(Records contained in a dataset)
## BEGIN

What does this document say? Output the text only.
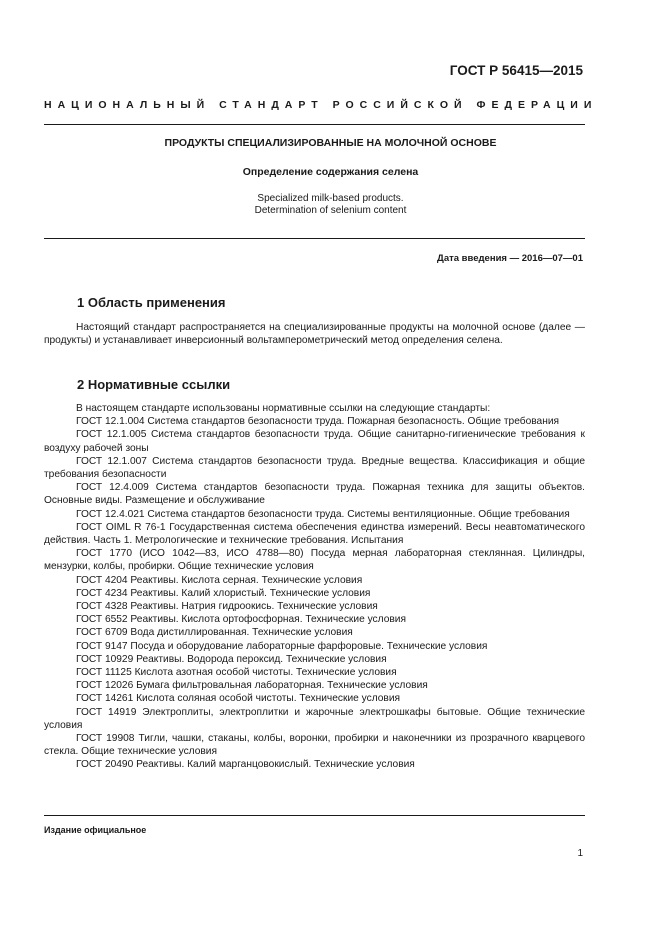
ГОСТ Р 56415—2015
НАЦИОНАЛЬНЫЙ СТАНДАРТ РОССИЙСКОЙ ФЕДЕРАЦИИ
ПРОДУКТЫ СПЕЦИАЛИЗИРОВАННЫЕ НА МОЛОЧНОЙ ОСНОВЕ
Определение содержания селена
Specialized milk-based products.
Determination of selenium content
Дата введения — 2016—07—01
1 Область применения
Настоящий стандарт распространяется на специализированные продукты на молочной основе (далее — продукты) и устанавливает инверсионный вольтамперометрический метод определения селена.
2 Нормативные ссылки

В настоящем стандарте использованы нормативные ссылки на следующие стандарты:

ГОСТ 12.1.004 Система стандартов безопасности труда. Пожарная безопасность. Общие требования

ГОСТ 12.1.005 Система стандартов безопасности труда. Общие санитарно-гигиенические требования к воздуху рабочей зоны

ГОСТ 12.1.007 Система стандартов безопасности труда. Вредные вещества. Классификация и общие требования безопасности

ГОСТ 12.4.009 Система стандартов безопасности труда. Пожарная техника для защиты объектов. Основные виды. Размещение и обслуживание

ГОСТ 12.4.021 Система стандартов безопасности труда. Системы вентиляционные. Общие требования

ГОСТ OIML R 76-1 Государственная система обеспечения единства измерений. Весы неавтоматического действия. Часть 1. Метрологические и технические требования. Испытания

ГОСТ 1770 (ИСО 1042—83, ИСО 4788—80) Посуда мерная лабораторная стеклянная. Цилиндры, мензурки, колбы, пробирки. Общие технические условия

ГОСТ 4204 Реактивы. Кислота серная. Технические условия

ГОСТ 4234 Реактивы. Калий хлористый. Технические условия

ГОСТ 4328 Реактивы. Натрия гидроокись. Технические условия

ГОСТ 6552 Реактивы. Кислота ортофосфорная. Технические условия

ГОСТ 6709 Вода дистиллированная. Технические условия

ГОСТ 9147 Посуда и оборудование лабораторные фарфоровые. Технические условия

ГОСТ 10929 Реактивы. Водорода пероксид. Технические условия

ГОСТ 11125 Кислота азотная особой чистоты. Технические условия

ГОСТ 12026 Бумага фильтровальная лабораторная. Технические условия

ГОСТ 14261 Кислота соляная особой чистоты. Технические условия

ГОСТ 14919 Электроплиты, электроплитки и жарочные электрошкафы бытовые. Общие технические условия

ГОСТ 19908 Тигли, чашки, стаканы, колбы, воронки, пробирки и наконечники из прозрачного кварцевого стекла. Общие технические условия

ГОСТ 20490 Реактивы. Калий марганцовокислый. Технические условия

Издание официальное
1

## END

# What the exercise asks:
Of the lines above, how many include the word "селена"? Reply with the number only.

# Result:
2